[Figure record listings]
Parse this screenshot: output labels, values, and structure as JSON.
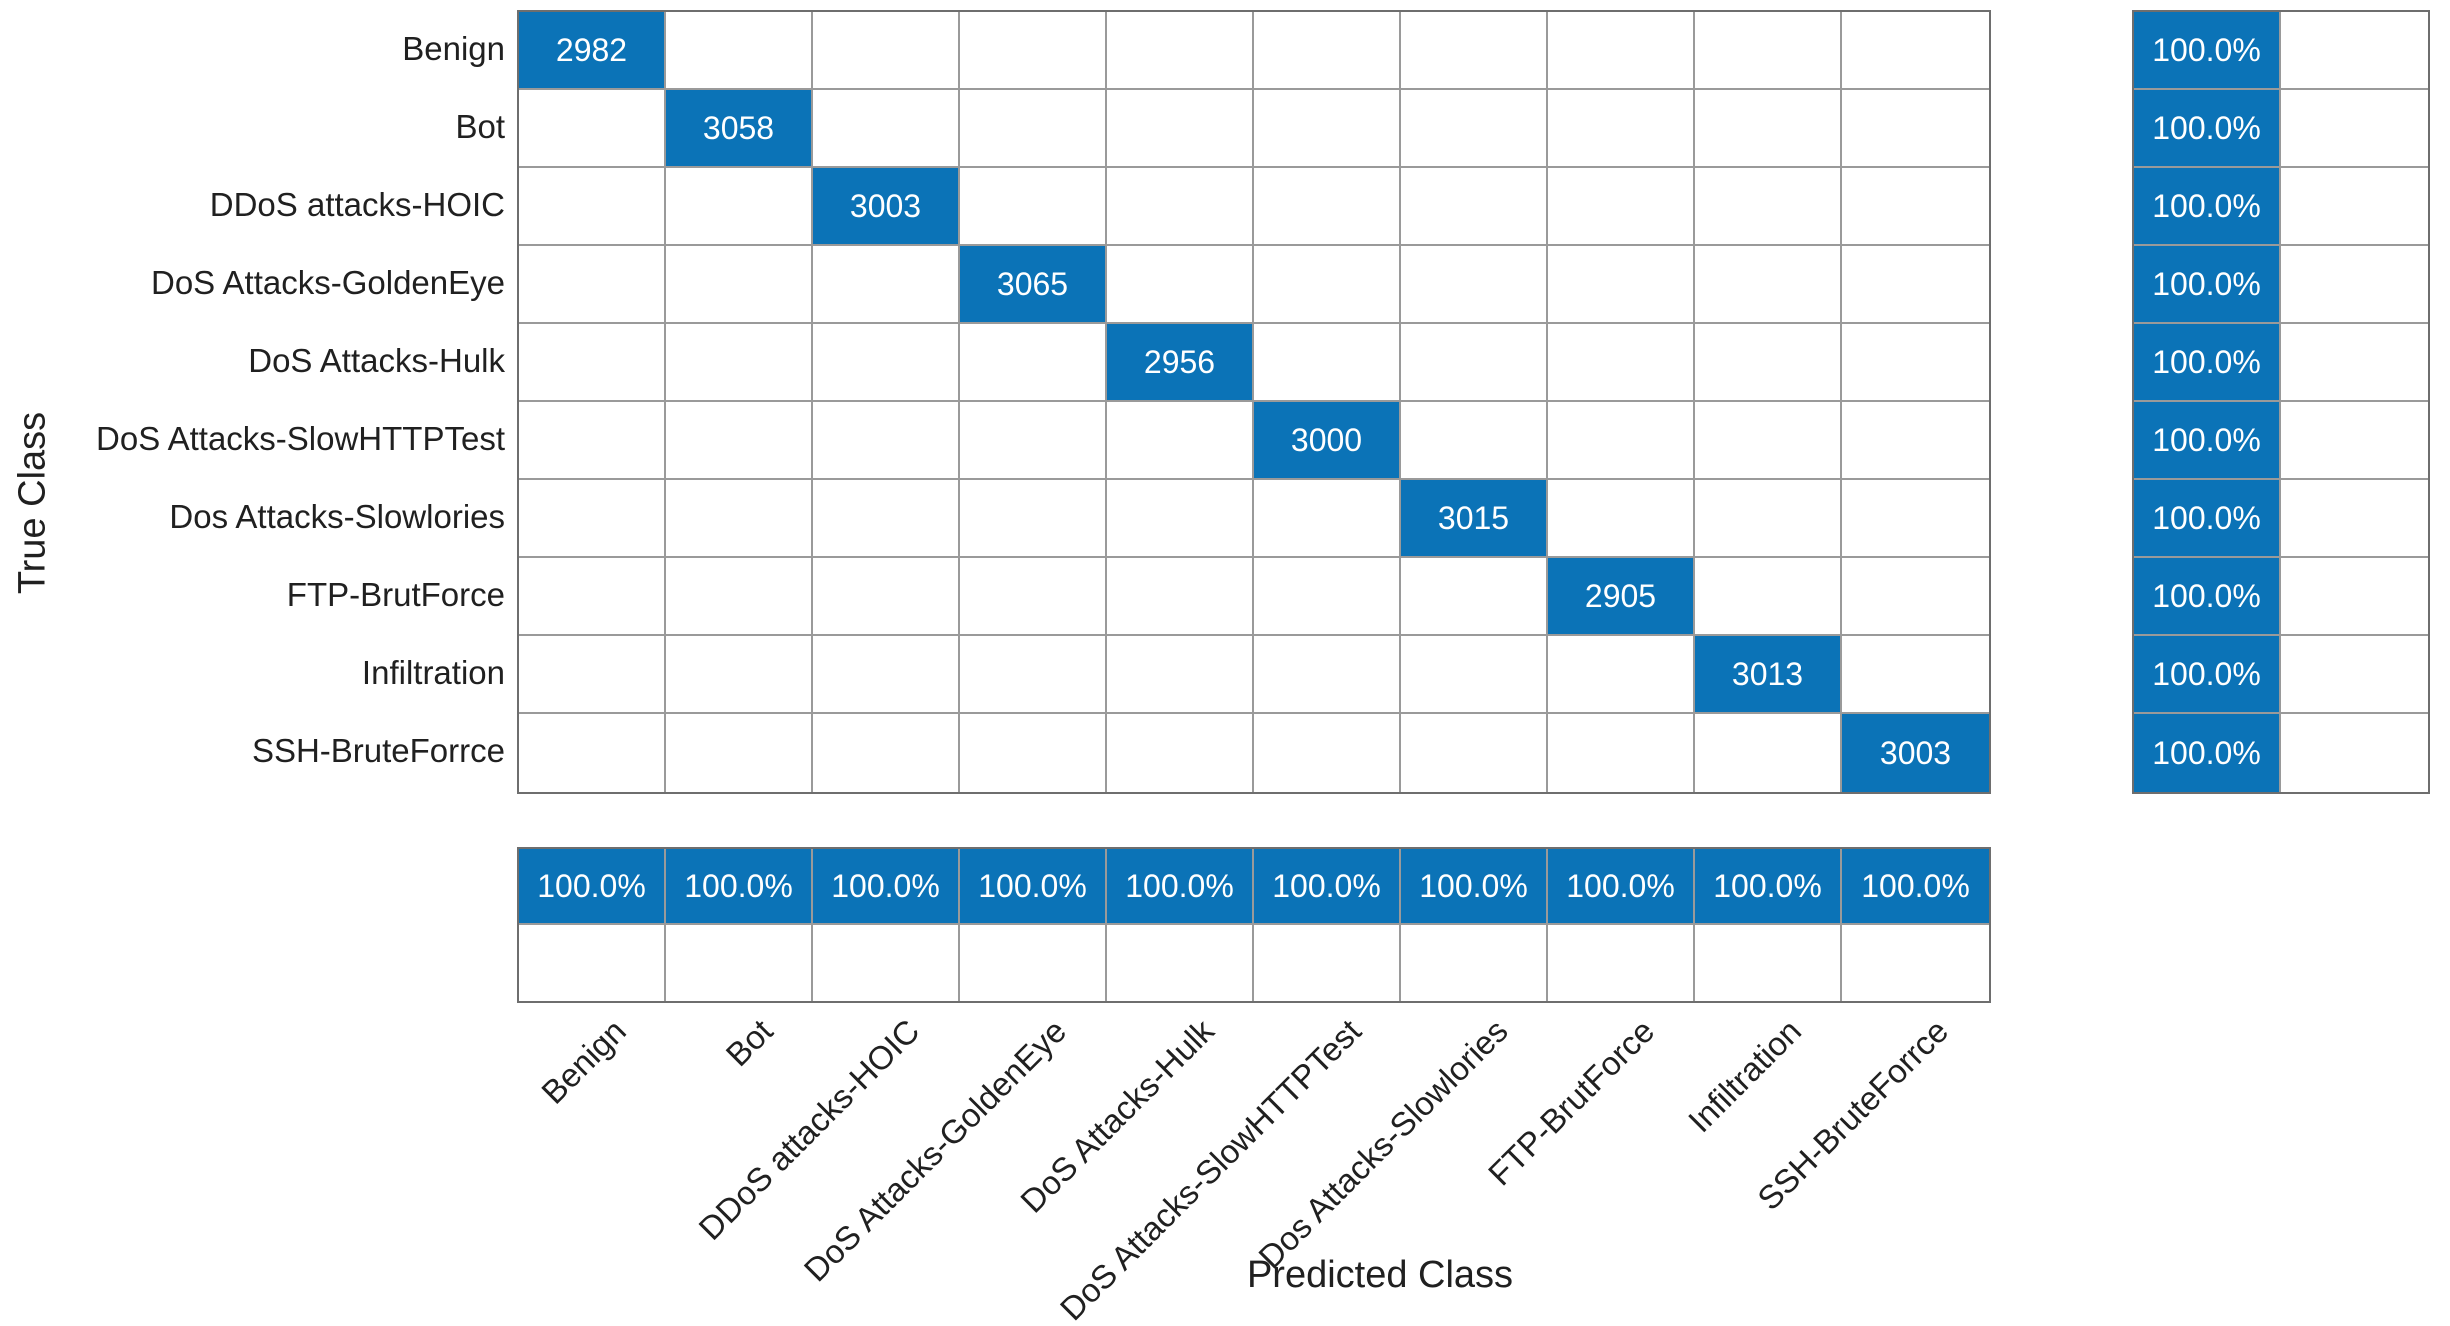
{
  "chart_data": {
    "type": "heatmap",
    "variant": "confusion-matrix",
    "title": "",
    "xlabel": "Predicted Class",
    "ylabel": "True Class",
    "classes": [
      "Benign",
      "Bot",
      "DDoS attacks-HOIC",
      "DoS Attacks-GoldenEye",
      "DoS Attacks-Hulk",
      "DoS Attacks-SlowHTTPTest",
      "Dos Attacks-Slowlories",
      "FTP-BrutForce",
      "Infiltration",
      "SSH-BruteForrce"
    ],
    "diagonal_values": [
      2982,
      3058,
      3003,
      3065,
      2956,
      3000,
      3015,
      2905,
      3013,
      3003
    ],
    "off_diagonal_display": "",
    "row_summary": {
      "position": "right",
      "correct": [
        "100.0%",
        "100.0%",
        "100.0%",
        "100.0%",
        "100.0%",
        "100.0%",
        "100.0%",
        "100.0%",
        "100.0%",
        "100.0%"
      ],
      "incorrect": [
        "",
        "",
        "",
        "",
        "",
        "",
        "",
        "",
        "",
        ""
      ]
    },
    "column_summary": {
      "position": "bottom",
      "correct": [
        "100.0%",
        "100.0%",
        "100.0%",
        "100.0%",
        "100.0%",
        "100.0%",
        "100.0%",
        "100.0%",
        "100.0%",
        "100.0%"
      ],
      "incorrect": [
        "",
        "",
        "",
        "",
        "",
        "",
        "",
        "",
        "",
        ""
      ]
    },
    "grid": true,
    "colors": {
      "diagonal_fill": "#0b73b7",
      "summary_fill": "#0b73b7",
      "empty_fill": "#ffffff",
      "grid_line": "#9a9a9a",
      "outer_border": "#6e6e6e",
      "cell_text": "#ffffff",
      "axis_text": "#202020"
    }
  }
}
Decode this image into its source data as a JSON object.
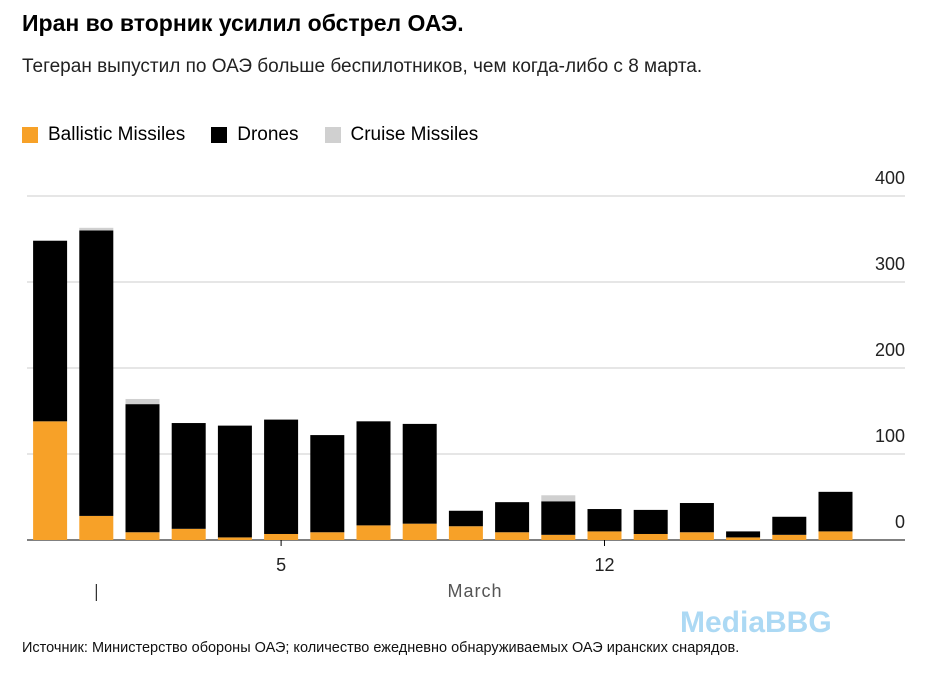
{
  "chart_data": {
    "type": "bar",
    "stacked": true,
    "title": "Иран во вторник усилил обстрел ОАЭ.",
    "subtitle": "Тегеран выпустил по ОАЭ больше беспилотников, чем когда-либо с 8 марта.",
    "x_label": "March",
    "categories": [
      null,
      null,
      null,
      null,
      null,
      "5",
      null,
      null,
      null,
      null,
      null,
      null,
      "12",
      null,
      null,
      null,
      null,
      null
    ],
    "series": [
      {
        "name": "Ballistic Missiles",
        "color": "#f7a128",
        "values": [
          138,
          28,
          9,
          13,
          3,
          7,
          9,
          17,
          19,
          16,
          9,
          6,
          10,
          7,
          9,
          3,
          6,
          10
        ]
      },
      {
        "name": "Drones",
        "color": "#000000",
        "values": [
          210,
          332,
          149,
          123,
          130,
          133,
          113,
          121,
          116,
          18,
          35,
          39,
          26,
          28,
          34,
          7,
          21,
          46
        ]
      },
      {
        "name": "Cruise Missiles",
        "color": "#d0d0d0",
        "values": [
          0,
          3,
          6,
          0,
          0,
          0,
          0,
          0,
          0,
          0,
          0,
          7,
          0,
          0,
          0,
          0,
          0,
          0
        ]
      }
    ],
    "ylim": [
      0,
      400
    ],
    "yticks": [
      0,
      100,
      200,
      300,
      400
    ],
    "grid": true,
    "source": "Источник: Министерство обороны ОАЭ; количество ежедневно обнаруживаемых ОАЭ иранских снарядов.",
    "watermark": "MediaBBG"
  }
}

» **EXERCISE**: Count how many lines of the material hold the string "source". Give the number and nothing more.

» **THE RESULT**: 2